● YOUR INSTRUCTIONS
In the records below, pick out all lines containing the word "name".
* * * *
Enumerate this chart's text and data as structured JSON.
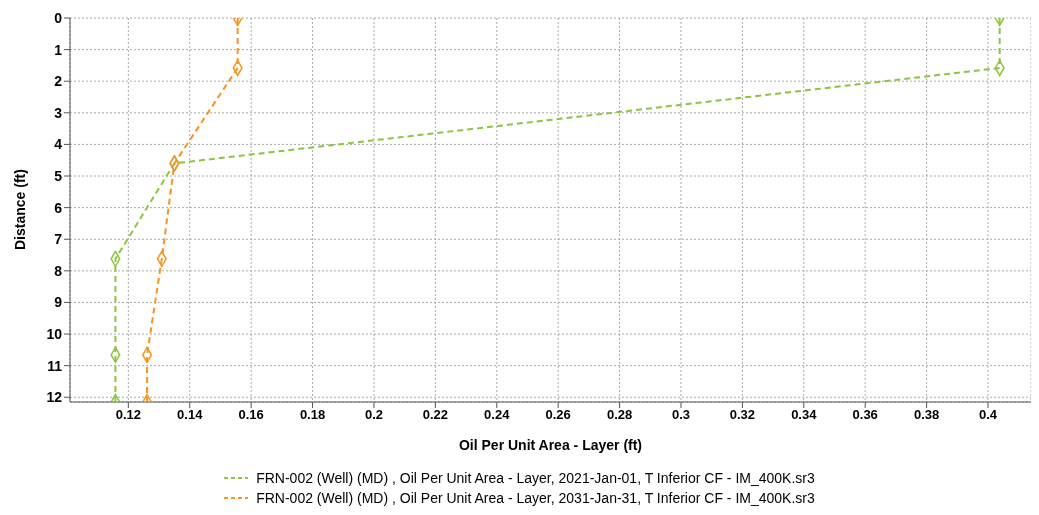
{
  "chart_data": {
    "type": "line",
    "xlabel": "Oil Per Unit Area - Layer (ft)",
    "ylabel": "Distance (ft)",
    "xlim": [
      0.101,
      0.414
    ],
    "xticks": [
      0.12,
      0.14,
      0.16,
      0.18,
      0.2,
      0.22,
      0.24,
      0.26,
      0.28,
      0.3,
      0.32,
      0.34,
      0.36,
      0.38,
      0.4
    ],
    "ylim": [
      12.15,
      0
    ],
    "yticks": [
      0,
      1,
      2,
      3,
      4,
      5,
      6,
      7,
      8,
      9,
      10,
      11,
      12
    ],
    "grid": true,
    "legend": "bottom",
    "marker": "diamond",
    "line_style": "dashed",
    "series": [
      {
        "name": "FRN-002 (Well) (MD) , Oil Per Unit Area - Layer, 2021-Jan-01, T Inferior CF - IM_400K.sr3",
        "color": "#8cc63f",
        "x": [
          0.4038,
          0.4038,
          0.135,
          0.1158,
          0.1158,
          0.1158
        ],
        "values": [
          0,
          1.58,
          4.6,
          7.62,
          10.66,
          12.15
        ]
      },
      {
        "name": "FRN-002 (Well) (MD) , Oil Per Unit Area - Layer, 2031-Jan-31, T Inferior CF - IM_400K.sr3",
        "color": "#f7941d",
        "x": [
          0.1556,
          0.1556,
          0.135,
          0.1309,
          0.1261,
          0.1261
        ],
        "values": [
          0,
          1.58,
          4.6,
          7.62,
          10.66,
          12.15
        ]
      }
    ]
  }
}
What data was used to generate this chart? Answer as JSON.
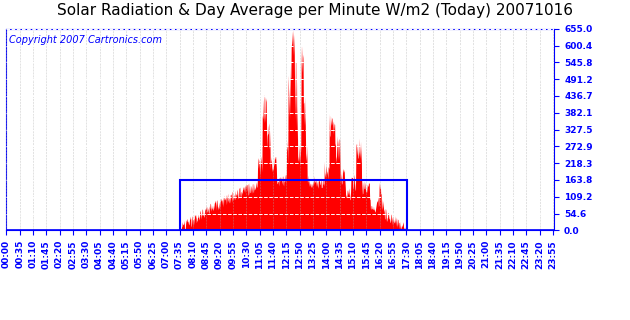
{
  "title": "Solar Radiation & Day Average per Minute W/m2 (Today) 20071016",
  "copyright": "Copyright 2007 Cartronics.com",
  "yticks": [
    0.0,
    54.6,
    109.2,
    163.8,
    218.3,
    272.9,
    327.5,
    382.1,
    436.7,
    491.2,
    545.8,
    600.4,
    655.0
  ],
  "ymax": 655.0,
  "ymin": 0.0,
  "bg_color": "#ffffff",
  "bar_color": "#ff0000",
  "avg_box_color": "#0000ff",
  "avg_value": 163.8,
  "dawn_min": 456,
  "dusk_min": 1051,
  "tick_interval_min": 35,
  "n_points": 1440,
  "title_fontsize": 11,
  "copyright_fontsize": 7,
  "tick_fontsize": 6.5
}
* * * *
● RESULT BELOW
        "name": "FRN-002 (Well) (MD) , Oil Per Unit Area - Layer, 2021-Jan-01, T Inferior CF - IM_400K.sr3",
        "name": "FRN-002 (Well) (MD) , Oil Per Unit Area - Layer, 2031-Jan-31, T Inferior CF - IM_400K.sr3",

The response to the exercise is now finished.